* Supplied data *
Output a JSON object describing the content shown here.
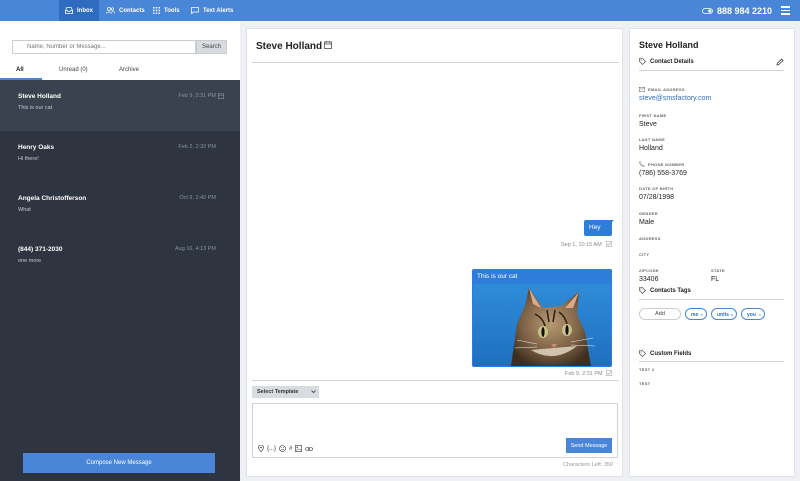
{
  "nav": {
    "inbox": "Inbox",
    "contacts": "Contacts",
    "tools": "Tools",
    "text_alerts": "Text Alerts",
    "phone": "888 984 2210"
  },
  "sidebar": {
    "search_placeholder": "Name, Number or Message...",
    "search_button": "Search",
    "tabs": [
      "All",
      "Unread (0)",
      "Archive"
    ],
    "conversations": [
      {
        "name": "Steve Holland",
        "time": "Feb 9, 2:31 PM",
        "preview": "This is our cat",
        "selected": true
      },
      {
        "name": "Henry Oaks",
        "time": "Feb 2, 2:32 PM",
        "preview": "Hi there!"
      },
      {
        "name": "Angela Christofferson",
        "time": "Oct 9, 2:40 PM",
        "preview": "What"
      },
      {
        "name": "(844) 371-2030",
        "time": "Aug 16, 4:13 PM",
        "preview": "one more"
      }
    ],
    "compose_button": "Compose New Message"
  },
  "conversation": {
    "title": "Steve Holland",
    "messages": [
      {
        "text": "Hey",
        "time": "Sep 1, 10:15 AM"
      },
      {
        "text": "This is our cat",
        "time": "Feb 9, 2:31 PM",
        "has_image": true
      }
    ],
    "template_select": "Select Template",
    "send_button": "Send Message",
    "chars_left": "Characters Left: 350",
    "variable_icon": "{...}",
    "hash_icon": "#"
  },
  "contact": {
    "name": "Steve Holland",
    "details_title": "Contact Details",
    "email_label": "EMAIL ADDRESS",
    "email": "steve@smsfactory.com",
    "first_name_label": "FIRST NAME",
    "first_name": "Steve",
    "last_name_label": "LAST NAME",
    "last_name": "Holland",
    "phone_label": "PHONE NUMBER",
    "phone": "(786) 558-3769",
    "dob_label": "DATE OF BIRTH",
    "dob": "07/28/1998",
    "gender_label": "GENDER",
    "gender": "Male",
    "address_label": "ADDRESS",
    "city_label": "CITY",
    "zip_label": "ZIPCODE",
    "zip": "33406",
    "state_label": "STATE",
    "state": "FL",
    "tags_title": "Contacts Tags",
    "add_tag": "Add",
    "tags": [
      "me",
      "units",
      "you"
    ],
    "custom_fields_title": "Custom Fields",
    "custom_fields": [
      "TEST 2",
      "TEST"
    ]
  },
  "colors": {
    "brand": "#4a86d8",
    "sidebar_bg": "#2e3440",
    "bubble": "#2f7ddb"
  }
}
...
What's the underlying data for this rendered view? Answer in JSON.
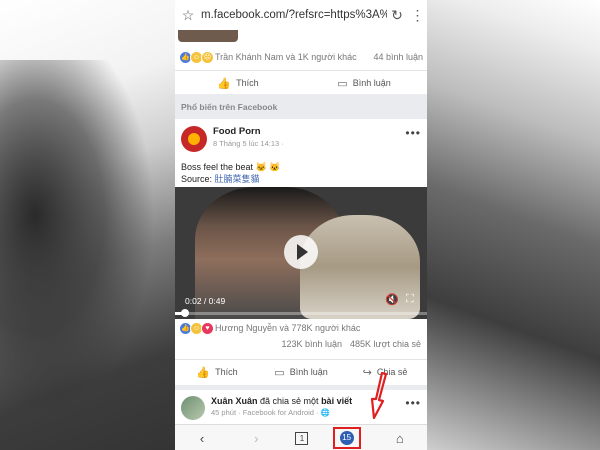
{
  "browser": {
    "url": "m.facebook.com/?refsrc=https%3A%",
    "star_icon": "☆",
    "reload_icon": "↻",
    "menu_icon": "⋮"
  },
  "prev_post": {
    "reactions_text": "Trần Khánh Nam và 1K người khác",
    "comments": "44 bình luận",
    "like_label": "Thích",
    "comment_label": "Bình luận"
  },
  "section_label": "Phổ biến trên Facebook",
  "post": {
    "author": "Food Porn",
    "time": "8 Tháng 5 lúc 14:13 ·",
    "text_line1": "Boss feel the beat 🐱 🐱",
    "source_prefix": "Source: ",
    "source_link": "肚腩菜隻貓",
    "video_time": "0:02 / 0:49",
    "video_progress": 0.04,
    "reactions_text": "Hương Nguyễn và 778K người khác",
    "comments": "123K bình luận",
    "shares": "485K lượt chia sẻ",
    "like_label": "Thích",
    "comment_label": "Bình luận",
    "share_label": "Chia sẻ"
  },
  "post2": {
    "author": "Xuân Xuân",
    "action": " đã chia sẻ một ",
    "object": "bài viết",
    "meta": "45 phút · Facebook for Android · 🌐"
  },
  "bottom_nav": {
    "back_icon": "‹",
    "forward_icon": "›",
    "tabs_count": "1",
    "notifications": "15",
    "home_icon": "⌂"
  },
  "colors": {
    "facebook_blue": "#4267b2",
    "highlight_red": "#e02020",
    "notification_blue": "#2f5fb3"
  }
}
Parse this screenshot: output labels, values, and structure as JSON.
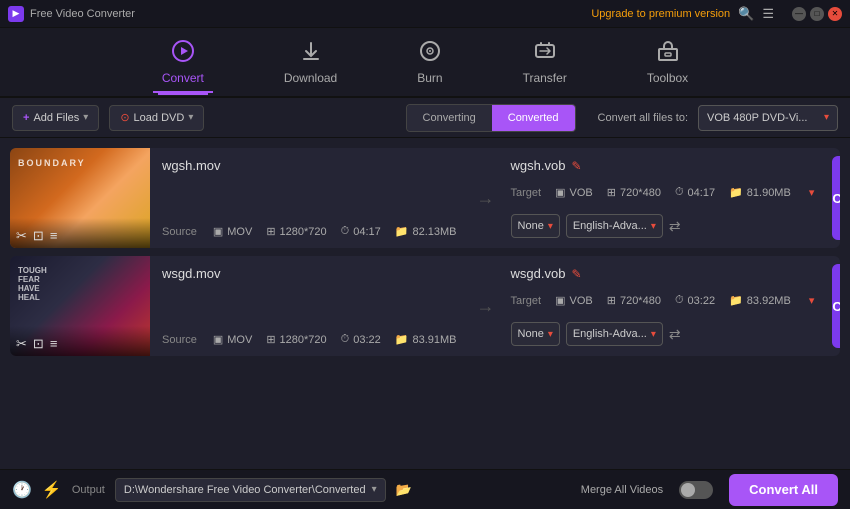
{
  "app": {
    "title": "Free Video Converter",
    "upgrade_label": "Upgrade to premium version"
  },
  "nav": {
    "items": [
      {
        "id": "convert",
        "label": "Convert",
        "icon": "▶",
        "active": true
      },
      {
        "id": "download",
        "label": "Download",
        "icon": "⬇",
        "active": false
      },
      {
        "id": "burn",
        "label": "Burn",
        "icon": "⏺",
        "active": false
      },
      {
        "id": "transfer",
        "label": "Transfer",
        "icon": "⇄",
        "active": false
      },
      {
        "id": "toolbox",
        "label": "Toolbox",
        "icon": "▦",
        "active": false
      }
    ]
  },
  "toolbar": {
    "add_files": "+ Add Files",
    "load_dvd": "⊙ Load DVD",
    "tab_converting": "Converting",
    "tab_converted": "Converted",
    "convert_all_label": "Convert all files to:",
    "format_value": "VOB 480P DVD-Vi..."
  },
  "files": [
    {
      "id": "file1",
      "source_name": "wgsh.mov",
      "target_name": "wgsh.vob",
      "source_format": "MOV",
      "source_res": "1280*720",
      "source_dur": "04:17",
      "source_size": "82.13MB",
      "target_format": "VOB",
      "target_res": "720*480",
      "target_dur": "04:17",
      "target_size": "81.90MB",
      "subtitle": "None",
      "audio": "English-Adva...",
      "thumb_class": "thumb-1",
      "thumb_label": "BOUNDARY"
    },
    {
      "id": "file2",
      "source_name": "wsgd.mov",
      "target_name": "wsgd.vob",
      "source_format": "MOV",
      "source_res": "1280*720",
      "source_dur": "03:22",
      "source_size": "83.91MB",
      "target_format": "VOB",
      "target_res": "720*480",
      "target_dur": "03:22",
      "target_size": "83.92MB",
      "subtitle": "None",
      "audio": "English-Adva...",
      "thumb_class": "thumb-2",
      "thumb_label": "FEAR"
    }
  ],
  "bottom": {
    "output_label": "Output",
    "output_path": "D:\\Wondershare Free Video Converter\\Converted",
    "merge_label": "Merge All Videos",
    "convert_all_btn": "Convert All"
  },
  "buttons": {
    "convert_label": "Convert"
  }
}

* Given instruction *
Copy and report every line where the word "JSON" is present.

* Problem solution *
Output a JSON object describing the content shown here.
What's the underlying data for this rendered view? Answer in JSON.
Parse this screenshot: output labels, values, and structure as JSON.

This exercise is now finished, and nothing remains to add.